SET PROBLEM:
Look through the lines of the material and count those containing "ἄνδρες". Give that count alone.

RECORDS SUPPLIED:

>> begin

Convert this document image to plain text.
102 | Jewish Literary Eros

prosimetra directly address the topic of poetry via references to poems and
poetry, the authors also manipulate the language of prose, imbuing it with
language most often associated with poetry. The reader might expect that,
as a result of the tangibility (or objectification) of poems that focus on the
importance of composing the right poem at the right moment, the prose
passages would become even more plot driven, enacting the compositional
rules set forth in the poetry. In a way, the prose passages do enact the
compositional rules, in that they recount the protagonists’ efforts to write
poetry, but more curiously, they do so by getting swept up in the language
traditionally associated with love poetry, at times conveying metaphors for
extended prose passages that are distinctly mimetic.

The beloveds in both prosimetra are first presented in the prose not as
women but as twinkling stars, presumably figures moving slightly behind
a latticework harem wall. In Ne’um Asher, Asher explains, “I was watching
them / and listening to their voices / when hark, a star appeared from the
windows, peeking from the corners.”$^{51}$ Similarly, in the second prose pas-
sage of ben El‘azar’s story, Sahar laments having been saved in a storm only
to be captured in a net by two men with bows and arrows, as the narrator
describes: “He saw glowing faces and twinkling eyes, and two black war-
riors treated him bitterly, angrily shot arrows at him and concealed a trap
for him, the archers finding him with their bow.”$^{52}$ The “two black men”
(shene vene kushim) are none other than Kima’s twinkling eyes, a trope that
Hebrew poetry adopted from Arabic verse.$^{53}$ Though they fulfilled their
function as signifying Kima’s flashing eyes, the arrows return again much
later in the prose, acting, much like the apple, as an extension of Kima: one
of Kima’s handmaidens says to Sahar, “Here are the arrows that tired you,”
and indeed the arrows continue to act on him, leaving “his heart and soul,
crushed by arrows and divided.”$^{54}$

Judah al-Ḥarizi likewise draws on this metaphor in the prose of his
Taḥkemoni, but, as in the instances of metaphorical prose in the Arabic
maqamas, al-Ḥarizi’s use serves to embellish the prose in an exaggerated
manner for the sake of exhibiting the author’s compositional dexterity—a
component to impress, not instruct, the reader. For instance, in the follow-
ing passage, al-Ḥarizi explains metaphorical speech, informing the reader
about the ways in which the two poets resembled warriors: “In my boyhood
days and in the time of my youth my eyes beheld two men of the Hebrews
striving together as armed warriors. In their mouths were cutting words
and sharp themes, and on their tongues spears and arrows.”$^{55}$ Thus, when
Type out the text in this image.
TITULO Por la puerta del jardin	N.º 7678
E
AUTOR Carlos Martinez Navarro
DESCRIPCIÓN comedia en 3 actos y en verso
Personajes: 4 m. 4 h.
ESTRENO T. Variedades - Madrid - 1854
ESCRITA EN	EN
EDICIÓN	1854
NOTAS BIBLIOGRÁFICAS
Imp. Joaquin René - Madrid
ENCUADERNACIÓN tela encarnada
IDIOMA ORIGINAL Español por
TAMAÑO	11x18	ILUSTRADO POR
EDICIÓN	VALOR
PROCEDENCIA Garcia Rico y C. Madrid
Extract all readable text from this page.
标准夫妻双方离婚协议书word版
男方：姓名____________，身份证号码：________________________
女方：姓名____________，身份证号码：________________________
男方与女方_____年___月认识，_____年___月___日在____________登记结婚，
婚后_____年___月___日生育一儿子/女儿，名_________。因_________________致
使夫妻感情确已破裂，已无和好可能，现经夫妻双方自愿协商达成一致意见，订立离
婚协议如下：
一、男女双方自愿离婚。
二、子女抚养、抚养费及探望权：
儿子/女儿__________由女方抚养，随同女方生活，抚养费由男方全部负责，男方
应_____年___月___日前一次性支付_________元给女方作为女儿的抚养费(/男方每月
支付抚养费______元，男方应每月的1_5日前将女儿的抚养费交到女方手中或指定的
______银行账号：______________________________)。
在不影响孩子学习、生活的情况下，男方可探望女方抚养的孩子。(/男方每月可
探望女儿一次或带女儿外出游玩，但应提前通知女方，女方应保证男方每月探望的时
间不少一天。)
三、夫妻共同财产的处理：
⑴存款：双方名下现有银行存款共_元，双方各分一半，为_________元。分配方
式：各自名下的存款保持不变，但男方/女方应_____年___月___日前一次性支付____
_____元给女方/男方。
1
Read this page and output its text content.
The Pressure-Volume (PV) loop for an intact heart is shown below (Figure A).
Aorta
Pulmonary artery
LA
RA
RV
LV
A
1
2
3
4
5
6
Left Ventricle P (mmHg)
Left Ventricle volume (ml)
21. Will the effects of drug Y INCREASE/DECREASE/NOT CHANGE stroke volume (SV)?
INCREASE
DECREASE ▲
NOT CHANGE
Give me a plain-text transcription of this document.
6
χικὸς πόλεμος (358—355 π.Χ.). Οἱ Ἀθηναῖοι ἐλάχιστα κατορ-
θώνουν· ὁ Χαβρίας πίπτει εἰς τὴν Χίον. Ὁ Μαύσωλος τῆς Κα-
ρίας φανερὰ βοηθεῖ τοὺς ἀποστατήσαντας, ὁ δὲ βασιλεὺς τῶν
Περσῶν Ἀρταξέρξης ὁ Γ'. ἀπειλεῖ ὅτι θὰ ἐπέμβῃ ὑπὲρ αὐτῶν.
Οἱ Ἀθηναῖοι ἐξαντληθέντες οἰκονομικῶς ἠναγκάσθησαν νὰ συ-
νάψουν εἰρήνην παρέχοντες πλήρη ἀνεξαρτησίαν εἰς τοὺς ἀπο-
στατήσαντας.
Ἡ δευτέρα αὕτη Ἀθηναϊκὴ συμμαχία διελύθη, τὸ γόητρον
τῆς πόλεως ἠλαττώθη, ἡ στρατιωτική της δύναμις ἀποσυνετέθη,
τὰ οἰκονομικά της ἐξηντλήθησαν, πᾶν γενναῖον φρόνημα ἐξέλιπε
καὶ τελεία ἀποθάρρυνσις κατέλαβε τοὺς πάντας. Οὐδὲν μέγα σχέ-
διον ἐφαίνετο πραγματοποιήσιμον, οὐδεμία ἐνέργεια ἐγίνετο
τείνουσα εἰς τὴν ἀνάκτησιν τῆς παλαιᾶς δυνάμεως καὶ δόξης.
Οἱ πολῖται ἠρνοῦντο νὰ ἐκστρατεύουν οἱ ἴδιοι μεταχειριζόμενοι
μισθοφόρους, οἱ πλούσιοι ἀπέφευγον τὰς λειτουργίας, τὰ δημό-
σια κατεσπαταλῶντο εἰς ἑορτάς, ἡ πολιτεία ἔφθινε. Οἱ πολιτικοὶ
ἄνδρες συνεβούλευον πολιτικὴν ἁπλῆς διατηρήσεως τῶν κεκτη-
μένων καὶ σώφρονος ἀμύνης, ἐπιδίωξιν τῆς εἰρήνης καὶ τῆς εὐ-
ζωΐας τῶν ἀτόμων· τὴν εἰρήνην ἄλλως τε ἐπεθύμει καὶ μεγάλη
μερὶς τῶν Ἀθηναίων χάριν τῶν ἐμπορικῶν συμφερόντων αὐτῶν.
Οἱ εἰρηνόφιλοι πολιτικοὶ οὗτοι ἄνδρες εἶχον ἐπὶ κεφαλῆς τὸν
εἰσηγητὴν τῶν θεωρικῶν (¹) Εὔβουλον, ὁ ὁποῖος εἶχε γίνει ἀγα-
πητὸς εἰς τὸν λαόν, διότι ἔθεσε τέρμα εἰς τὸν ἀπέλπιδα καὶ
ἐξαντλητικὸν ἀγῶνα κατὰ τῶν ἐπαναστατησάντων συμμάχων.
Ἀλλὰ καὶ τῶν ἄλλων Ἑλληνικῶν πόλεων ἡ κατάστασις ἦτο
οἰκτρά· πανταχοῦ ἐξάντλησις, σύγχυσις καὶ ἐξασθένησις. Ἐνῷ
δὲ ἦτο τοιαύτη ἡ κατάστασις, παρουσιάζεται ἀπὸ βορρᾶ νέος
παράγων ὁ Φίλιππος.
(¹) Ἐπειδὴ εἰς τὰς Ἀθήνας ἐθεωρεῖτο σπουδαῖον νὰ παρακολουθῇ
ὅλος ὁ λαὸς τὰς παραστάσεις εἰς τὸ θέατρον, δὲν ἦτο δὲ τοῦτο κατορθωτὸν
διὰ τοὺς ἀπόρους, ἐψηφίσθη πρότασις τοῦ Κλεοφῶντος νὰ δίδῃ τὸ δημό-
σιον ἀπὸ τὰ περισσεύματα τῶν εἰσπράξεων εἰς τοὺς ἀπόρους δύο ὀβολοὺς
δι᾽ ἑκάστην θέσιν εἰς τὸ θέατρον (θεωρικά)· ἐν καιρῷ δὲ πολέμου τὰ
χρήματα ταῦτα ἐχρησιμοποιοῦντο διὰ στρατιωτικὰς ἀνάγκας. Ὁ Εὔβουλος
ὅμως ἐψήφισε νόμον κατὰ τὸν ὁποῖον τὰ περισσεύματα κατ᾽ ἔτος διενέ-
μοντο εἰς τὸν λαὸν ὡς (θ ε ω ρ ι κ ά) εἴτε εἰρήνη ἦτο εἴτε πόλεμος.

>> end

ANSWER TO THE TASK:
2